## begin Provided records

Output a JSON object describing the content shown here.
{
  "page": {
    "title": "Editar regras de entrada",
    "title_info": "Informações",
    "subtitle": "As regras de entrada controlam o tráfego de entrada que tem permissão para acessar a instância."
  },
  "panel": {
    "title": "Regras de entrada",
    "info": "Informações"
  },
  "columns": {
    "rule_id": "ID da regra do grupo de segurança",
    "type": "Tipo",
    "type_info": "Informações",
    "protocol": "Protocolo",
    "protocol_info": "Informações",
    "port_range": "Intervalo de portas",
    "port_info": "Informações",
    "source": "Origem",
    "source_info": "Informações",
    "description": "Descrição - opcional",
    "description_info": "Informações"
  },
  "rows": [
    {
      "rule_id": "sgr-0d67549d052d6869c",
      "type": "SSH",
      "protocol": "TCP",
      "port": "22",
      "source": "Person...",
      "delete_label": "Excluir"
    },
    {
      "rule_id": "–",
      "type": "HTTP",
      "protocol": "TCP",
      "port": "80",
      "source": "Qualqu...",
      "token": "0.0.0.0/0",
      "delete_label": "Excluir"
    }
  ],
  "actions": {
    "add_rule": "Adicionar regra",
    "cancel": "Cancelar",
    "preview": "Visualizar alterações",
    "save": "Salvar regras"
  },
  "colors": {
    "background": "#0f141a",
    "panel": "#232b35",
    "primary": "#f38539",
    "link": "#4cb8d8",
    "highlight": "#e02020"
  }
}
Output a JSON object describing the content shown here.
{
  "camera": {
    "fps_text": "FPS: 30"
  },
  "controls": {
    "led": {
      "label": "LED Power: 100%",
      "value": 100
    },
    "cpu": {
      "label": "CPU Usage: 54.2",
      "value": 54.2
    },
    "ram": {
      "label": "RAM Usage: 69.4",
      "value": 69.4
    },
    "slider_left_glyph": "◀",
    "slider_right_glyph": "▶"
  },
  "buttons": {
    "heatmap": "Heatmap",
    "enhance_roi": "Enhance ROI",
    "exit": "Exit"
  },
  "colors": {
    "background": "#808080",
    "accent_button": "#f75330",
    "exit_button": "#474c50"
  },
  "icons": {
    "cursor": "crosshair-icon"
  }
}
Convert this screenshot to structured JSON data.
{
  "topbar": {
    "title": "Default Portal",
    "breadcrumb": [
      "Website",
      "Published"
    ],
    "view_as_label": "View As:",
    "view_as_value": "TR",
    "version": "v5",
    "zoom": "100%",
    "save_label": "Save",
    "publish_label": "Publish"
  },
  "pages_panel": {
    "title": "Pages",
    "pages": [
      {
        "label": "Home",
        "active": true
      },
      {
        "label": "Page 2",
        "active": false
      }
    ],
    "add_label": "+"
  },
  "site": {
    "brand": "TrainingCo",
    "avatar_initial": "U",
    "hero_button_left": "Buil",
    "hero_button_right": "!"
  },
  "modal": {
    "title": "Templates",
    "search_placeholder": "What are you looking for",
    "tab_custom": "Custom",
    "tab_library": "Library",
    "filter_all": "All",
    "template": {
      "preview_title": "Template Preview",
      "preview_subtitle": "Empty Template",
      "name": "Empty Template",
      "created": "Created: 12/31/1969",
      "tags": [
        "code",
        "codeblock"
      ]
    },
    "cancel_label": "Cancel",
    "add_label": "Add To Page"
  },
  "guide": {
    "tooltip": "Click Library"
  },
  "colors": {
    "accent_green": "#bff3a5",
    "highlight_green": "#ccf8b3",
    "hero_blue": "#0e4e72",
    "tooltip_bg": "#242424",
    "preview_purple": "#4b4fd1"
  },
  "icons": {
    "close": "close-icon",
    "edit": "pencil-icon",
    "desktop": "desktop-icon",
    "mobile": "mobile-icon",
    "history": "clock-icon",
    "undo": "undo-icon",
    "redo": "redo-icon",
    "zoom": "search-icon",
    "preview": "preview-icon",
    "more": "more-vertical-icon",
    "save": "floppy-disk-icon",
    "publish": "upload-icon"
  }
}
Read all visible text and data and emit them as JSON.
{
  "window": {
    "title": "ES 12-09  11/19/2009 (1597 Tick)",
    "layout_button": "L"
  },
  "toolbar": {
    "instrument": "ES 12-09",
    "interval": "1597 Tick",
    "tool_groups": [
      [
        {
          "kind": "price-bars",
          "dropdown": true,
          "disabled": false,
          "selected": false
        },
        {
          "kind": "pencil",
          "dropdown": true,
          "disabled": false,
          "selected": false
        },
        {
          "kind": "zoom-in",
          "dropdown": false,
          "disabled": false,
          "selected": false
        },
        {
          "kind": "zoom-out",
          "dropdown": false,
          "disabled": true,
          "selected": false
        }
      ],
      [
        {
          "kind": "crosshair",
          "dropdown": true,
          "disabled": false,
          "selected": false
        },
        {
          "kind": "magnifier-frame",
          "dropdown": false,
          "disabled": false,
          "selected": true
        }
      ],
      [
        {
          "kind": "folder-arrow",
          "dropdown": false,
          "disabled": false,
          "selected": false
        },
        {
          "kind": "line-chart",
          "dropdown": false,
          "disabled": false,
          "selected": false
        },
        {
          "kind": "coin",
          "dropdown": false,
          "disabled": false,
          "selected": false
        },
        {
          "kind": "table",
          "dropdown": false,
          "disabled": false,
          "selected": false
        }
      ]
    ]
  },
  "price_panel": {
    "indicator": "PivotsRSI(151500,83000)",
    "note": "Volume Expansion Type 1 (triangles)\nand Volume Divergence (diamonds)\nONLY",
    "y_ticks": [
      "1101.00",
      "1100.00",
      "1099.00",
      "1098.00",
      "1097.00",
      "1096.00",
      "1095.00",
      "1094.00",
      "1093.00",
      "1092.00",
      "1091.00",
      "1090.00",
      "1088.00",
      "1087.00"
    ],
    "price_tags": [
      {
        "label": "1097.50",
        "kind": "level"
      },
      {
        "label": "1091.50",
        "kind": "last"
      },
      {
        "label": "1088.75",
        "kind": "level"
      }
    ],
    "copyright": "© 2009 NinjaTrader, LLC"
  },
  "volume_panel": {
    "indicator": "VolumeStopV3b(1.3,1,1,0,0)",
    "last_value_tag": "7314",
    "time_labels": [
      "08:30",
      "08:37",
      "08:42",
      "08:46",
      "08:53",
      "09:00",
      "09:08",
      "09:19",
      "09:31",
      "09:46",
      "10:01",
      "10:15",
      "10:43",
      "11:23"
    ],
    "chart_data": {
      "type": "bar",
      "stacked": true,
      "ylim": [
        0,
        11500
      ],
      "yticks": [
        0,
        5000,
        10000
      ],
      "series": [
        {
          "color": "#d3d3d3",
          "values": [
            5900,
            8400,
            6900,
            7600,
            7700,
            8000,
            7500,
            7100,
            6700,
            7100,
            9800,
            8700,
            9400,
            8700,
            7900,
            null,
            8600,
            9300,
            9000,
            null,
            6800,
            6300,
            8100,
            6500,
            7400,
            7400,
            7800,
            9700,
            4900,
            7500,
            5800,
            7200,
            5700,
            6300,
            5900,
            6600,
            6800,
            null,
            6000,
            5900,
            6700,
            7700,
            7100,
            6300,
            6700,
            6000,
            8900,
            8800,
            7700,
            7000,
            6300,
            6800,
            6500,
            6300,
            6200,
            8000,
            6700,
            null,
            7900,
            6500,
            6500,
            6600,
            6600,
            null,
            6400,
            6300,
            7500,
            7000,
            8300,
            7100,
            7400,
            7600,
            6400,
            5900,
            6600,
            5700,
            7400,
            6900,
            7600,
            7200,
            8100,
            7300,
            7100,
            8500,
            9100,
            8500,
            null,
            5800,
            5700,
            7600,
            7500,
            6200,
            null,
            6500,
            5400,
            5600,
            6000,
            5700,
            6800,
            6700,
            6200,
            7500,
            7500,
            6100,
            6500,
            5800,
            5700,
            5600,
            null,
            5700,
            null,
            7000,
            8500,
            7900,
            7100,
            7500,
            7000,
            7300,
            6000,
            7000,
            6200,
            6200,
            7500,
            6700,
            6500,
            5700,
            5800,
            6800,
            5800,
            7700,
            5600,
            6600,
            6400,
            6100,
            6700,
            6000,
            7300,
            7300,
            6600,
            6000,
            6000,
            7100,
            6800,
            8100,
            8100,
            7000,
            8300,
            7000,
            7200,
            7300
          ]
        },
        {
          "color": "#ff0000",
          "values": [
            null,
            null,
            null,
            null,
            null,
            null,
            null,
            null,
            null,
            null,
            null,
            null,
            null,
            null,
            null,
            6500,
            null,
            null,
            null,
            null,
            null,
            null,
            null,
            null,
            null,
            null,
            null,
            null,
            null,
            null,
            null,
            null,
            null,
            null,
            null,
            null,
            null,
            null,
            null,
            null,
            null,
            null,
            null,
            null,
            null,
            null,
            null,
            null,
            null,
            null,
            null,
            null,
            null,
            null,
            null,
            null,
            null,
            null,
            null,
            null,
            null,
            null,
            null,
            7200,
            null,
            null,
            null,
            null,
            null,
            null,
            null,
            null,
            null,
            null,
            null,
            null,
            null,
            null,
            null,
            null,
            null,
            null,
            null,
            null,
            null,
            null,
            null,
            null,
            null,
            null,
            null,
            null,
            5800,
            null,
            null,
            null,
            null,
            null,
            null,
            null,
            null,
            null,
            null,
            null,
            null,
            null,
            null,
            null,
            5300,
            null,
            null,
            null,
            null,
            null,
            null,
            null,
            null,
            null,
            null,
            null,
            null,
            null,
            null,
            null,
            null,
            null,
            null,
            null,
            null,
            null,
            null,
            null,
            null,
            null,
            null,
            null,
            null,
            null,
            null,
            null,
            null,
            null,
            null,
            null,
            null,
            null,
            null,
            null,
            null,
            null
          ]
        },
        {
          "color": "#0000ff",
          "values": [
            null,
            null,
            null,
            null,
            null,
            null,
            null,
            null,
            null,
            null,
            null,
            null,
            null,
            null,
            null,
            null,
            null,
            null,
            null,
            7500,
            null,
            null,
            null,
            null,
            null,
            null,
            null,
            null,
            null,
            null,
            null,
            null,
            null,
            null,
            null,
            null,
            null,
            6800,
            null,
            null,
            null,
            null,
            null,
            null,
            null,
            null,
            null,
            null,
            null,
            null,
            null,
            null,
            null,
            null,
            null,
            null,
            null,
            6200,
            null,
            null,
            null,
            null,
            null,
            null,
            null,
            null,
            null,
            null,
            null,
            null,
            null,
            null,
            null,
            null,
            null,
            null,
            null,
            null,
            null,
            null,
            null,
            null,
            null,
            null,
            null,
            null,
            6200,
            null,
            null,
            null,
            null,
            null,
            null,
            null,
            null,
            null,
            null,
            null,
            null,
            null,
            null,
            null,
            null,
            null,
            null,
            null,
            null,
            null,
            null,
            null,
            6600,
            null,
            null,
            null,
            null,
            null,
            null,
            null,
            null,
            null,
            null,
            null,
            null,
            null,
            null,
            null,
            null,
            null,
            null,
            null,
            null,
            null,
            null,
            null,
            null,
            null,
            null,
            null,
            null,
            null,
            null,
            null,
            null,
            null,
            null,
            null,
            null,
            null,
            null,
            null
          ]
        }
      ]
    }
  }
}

## end Provided records

→ **Given exercise**
Looking at the material above, count the lines that hold "crosshair" and give the total alone.

→ **Final answer**
2